Work required: Check every line below for the word "circà" and copy each one that has it.
***** Data shown
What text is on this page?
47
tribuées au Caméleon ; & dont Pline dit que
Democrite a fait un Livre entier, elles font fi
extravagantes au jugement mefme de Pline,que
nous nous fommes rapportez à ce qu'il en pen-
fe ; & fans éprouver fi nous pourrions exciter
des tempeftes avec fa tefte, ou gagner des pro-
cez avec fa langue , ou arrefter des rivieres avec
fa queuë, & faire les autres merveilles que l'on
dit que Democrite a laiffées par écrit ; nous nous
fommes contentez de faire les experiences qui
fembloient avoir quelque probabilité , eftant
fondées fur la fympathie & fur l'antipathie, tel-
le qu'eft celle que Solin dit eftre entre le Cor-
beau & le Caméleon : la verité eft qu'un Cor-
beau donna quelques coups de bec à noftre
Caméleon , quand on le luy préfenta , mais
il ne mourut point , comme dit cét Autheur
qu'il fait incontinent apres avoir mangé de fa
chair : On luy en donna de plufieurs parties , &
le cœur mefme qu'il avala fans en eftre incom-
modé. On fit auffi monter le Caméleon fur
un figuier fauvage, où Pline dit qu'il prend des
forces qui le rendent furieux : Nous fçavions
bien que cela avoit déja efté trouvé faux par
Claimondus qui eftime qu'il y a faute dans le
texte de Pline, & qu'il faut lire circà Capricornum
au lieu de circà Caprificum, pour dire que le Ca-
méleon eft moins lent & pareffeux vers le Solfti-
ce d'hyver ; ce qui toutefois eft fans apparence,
**********
Worked solution:
texte de Pline, & qu'il faut lire circà Capricornum
au lieu de circà Caprificum, pour dire que le Ca-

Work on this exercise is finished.